- To do: Each line from the one that contains "What does this" to the end of the material must be set down exactly, and no line before it.

- Task inputs:
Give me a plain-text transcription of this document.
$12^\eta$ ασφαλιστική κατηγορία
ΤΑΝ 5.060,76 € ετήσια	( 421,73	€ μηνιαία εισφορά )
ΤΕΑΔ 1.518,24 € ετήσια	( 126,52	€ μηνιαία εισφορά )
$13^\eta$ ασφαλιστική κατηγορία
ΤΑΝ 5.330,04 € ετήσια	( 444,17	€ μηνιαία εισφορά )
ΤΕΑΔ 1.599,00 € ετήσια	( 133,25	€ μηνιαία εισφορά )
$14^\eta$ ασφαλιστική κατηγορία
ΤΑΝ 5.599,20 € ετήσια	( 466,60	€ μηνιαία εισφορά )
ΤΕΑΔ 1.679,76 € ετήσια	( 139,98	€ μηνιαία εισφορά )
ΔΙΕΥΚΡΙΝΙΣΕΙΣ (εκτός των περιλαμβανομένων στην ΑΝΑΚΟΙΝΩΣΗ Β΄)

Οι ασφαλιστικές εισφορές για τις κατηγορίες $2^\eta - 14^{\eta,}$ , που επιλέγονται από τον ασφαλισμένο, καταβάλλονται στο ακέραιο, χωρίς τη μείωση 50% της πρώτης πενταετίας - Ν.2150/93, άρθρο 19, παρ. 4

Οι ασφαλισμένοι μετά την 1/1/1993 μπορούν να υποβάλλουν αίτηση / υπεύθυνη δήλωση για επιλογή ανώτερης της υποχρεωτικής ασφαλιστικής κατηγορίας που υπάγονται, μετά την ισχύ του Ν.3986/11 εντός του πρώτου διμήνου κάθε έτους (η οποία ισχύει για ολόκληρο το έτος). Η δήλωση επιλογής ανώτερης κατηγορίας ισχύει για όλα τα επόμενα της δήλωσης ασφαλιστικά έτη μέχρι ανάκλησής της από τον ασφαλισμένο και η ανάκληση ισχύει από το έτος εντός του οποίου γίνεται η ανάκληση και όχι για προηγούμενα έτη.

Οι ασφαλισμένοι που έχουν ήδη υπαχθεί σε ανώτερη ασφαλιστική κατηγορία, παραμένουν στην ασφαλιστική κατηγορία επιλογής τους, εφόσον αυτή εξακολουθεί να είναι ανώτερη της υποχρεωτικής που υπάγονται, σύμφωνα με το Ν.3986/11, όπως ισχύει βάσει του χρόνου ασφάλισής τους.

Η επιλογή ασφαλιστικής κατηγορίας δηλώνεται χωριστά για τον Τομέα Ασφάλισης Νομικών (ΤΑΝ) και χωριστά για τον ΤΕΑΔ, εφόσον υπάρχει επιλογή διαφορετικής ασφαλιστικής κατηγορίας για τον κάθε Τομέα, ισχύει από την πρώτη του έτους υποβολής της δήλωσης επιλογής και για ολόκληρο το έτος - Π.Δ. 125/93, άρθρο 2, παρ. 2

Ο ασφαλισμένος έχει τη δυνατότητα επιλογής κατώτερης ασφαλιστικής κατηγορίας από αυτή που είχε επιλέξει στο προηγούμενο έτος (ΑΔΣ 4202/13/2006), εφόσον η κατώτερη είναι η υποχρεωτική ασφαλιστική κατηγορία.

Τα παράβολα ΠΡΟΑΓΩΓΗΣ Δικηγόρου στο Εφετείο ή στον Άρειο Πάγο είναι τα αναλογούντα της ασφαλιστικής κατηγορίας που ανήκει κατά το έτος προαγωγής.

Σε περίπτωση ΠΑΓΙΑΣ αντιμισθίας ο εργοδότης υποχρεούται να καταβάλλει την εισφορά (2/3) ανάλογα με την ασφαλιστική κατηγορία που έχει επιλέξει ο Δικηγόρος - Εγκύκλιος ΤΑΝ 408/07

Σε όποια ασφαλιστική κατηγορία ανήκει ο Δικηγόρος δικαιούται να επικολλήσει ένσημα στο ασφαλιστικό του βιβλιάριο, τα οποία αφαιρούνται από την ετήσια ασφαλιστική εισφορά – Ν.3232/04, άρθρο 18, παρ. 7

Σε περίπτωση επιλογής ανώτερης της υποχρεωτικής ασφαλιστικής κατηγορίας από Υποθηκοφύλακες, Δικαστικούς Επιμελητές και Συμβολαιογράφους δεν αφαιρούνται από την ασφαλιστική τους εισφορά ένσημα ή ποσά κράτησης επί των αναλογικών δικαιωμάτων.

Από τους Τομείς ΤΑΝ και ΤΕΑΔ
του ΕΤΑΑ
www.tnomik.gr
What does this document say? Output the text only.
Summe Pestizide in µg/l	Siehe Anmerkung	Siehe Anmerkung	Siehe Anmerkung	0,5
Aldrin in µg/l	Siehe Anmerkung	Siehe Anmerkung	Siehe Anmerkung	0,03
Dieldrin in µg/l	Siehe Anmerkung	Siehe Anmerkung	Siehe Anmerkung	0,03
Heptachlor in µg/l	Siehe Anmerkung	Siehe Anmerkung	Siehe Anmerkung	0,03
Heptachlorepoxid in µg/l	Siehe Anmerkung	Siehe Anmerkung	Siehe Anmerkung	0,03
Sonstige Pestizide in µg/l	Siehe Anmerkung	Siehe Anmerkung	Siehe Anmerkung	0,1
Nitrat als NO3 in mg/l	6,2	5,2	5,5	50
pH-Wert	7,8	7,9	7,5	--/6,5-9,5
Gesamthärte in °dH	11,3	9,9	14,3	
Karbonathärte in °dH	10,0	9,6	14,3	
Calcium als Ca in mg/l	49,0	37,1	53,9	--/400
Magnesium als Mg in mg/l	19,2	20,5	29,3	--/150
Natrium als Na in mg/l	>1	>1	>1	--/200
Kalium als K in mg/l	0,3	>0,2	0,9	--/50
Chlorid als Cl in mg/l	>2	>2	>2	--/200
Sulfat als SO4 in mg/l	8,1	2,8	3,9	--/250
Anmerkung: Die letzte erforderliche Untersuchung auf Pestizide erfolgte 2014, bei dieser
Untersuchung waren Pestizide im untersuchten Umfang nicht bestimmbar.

- Answer to this exercise:
What does this document say? Output the text only.
Summe Pestizide in µg/l	Siehe Anmerkung	Siehe Anmerkung	Siehe Anmerkung	0,5
Aldrin in µg/l	Siehe Anmerkung	Siehe Anmerkung	Siehe Anmerkung	0,03
Dieldrin in µg/l	Siehe Anmerkung	Siehe Anmerkung	Siehe Anmerkung	0,03
Heptachlor in µg/l	Siehe Anmerkung	Siehe Anmerkung	Siehe Anmerkung	0,03
Heptachlorepoxid in µg/l	Siehe Anmerkung	Siehe Anmerkung	Siehe Anmerkung	0,03
Sonstige Pestizide in µg/l	Siehe Anmerkung	Siehe Anmerkung	Siehe Anmerkung	0,1
Nitrat als NO3 in mg/l	6,2	5,2	5,5	50
pH-Wert	7,8	7,9	7,5	--/6,5-9,5
Gesamthärte in °dH	11,3	9,9	14,3	
Karbonathärte in °dH	10,0	9,6	14,3	
Calcium als Ca in mg/l	49,0	37,1	53,9	--/400
Magnesium als Mg in mg/l	19,2	20,5	29,3	--/150
Natrium als Na in mg/l	>1	>1	>1	--/200
Kalium als K in mg/l	0,3	>0,2	0,9	--/50
Chlorid als Cl in mg/l	>2	>2	>2	--/200
Sulfat als SO4 in mg/l	8,1	2,8	3,9	--/250
Anmerkung: Die letzte erforderliche Untersuchung auf Pestizide erfolgte 2014, bei dieser
Untersuchung waren Pestizide im untersuchten Umfang nicht bestimmbar.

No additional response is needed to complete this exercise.